Répondez aux questions suivantes d'après l'entretien sur la bande originale de Nightmare Creatures, en numérotant les réponses de la même façon.
1. Quelles sont les deux éditions prévues pour l'OST en CD ?
2. Que reste-t-il à faire à Frédéric Motte avant la sortie ?
3. Combien de fans sur Facebook sont évoqués dans la question sur l'attente autour du projet ?

Extrait du texte.
+ + + + + + +

Frédéric Motte : L’OST sera disponible sous forme de CD, probablement en 2 éditions différentes. Une édition normale et une édition ultra collector dans un coffret en bois, avec un artbook de Pascal Barret (directeur artistique sur les 2 jeux) et quelques autres babioles. J’ouvrirai une boutique en ligne pour les distribuer, et la bande originale devrait ensuite trouver son chemin vers les plateformes de téléchargement, mais cette partie sera gérée par Ubi Music.
Mais avant cela, je vais lancer une campagne de financement participatif. C’est un projet un petit peu ambitieux, et les coûts de production sont plutôt élevés.
OR : Une date de sortie est-elle déjà prévue ?
Frédéric Motte : Non, mais j’aimerais que ça sorte dans le courant de l’année 2015. J’ai déjà pris beaucoup de retard en raison de mon emploi du temps, mais une grosse partie du travail est déjà faite. Les musiques de Nightmare Creatures 1 sont déjà remasterisées, celles de Nightmare Creatures 2 déjà remixées. Il me reste juste à réenregistrer les morceaux metal, et avancer sur le packaging qui sera conçu par Pascal Barret.
OR : Es-tu surpris de l’attente autour de ce projet (plus de 2000 fans sur Facebook, etc) ? Que penses-tu de cette demande ?
Frédéric Motte : Oui, un petit peu. Mais 2000 fans c’est finalement pas grand chose vu la manière dont Facebook limite les interactions avec les fans. Mais il y a quelques participants très actifs sur la page qui semblent vraiment attendre ça avec impatience. C’est encourageant, mais j’espère que l’engouement sera suffisant pour que le projet aboutisse !
OR : Plus largement, comment vois-tu la vogue du retro dans le jeu vidéo qui touche également la musique (mode du chiptune, remix d’anciens morceaux, etc) ?
Frédéric Motte : Pour tout te dire, je commence un petit peu à en avoir ma claque des jeux en pixel art avec une bande son chiptune. Trop de développeurs utilisent ces ficelles pour masquer une créativité pas forcément débordante ou un manque de moyen. Il y a de très bons jeux dans le style, mais bon. La forme commence un peu à prendre le pas sur le fond.

+ + + + + + +

Données extraites.
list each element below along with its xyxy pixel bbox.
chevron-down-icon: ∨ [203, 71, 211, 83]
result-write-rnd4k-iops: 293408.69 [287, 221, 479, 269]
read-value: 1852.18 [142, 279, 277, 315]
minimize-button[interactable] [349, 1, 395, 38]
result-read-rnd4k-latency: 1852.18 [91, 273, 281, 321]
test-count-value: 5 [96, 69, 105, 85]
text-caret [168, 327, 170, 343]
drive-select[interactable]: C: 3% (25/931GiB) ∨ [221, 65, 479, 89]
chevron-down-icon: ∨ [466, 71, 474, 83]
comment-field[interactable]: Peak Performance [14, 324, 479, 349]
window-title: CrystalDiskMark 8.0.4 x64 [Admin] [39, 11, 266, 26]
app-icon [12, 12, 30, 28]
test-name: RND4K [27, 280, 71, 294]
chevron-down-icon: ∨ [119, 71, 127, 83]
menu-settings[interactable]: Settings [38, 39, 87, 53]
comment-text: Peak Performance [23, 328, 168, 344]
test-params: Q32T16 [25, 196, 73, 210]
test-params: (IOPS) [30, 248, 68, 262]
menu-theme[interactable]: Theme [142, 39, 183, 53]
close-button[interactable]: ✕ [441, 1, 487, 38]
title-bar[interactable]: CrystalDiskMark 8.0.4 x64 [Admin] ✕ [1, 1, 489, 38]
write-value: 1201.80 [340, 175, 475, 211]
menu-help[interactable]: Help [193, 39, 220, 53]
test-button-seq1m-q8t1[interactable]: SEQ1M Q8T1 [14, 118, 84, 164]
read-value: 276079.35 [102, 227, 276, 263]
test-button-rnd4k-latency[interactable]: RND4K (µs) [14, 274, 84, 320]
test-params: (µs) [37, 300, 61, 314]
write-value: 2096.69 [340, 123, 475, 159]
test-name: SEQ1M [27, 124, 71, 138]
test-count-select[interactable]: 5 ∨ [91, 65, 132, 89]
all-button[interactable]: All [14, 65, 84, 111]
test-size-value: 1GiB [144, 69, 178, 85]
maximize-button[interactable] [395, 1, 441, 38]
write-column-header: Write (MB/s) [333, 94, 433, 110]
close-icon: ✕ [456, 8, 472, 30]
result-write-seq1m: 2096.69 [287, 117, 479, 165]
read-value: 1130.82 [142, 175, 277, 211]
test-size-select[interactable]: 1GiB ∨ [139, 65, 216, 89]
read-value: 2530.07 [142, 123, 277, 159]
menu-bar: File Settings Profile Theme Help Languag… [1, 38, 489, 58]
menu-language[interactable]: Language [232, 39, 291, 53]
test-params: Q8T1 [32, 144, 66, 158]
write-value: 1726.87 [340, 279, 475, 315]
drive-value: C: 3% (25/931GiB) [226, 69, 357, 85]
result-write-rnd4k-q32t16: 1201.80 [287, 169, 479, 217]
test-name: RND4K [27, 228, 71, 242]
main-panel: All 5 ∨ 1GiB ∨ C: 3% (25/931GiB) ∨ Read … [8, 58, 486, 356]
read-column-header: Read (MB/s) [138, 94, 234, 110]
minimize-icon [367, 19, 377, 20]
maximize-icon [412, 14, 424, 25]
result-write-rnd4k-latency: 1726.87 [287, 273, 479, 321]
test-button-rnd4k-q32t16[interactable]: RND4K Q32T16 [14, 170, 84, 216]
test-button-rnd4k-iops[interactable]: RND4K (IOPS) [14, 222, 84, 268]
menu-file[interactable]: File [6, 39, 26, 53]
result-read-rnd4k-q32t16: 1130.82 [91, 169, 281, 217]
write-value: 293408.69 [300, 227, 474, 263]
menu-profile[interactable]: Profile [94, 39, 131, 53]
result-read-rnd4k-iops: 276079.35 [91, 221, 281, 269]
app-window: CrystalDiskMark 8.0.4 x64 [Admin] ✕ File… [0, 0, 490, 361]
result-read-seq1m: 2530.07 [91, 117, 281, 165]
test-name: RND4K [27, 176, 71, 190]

+ + + + + + +

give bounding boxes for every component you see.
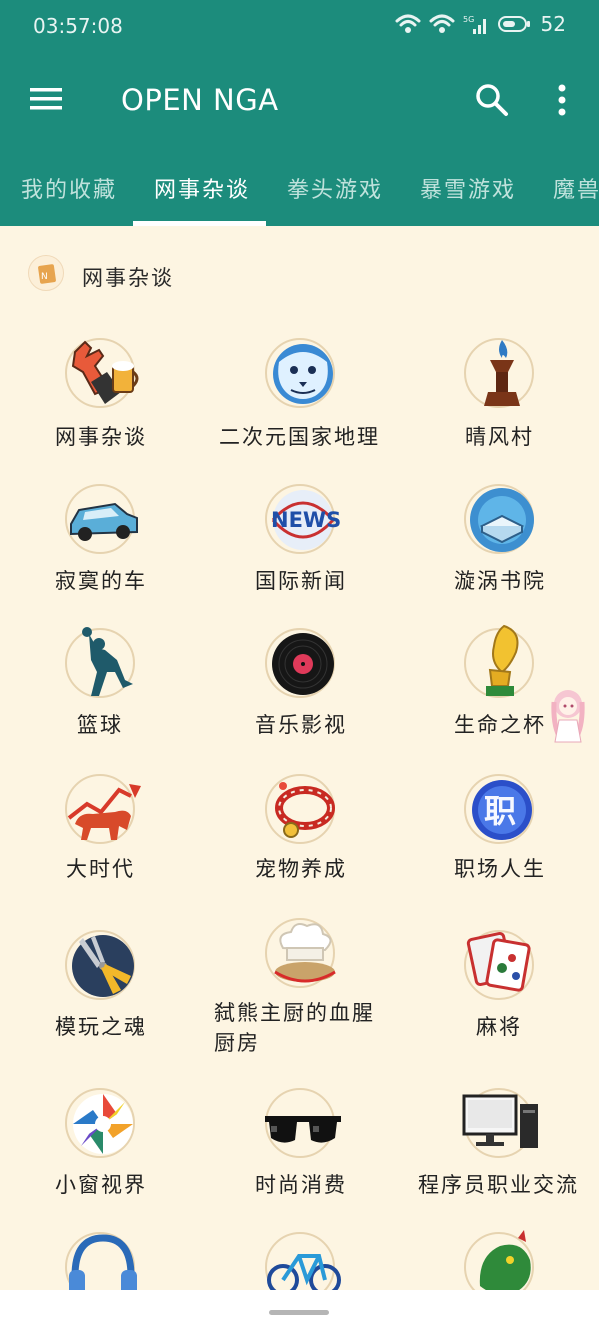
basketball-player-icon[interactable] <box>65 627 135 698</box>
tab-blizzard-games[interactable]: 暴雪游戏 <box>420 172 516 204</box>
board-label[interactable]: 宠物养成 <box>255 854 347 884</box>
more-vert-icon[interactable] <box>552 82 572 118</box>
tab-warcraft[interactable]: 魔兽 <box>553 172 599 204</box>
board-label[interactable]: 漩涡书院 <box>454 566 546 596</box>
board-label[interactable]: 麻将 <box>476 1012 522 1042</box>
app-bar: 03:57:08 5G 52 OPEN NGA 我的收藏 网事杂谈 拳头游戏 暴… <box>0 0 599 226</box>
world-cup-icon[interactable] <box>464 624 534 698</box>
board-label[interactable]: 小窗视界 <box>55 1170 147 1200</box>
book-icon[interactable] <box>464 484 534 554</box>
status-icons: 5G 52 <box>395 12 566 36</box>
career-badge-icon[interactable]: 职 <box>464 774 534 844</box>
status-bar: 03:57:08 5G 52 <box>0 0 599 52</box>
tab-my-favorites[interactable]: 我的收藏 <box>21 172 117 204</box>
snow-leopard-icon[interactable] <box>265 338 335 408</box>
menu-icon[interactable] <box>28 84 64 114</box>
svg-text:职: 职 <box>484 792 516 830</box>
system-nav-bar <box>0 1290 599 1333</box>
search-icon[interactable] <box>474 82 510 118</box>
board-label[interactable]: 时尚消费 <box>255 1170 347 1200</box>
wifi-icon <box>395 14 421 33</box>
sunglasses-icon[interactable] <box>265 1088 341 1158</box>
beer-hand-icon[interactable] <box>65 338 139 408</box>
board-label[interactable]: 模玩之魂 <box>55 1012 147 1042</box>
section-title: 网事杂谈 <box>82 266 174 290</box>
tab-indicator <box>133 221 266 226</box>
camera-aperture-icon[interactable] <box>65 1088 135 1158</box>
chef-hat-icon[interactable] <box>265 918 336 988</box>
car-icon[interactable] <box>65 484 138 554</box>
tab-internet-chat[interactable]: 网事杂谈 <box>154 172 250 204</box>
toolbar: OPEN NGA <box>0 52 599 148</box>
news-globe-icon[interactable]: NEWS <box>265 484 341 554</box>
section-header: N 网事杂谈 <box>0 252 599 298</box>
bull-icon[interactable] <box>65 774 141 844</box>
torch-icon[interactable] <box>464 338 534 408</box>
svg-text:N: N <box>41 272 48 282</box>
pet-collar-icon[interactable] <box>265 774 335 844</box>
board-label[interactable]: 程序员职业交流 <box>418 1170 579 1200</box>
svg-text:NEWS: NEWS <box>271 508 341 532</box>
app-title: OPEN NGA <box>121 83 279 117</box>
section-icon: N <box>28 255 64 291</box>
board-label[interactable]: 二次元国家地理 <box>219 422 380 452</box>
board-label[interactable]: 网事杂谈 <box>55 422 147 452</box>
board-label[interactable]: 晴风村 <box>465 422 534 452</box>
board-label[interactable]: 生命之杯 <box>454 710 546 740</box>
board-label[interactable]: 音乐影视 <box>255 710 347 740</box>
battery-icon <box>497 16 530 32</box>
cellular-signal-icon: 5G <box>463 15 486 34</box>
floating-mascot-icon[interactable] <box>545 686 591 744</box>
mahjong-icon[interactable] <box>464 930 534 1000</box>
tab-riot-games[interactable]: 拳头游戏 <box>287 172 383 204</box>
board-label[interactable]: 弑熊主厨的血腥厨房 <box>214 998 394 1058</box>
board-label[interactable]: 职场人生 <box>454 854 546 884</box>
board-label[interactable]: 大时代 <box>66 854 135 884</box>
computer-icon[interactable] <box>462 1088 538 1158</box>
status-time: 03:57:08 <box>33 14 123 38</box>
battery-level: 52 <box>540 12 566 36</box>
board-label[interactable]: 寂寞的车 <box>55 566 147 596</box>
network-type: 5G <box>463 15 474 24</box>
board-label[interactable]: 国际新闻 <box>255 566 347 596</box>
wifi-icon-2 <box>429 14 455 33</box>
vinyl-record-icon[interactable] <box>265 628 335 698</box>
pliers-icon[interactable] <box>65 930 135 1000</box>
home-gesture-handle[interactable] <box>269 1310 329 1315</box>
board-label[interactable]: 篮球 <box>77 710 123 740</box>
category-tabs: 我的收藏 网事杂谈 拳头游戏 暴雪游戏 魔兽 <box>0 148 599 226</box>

+ + + + + + +

Réponse.
1. Une édition normale et une édition ultra collector dans un coffret en bois, avec un artbook de Pascal Barret et quelques autres babioles.
2. Réenregistrer les morceaux metal et avancer sur le packaging conçu par Pascal Barret.
3. Plus de 2000 fans.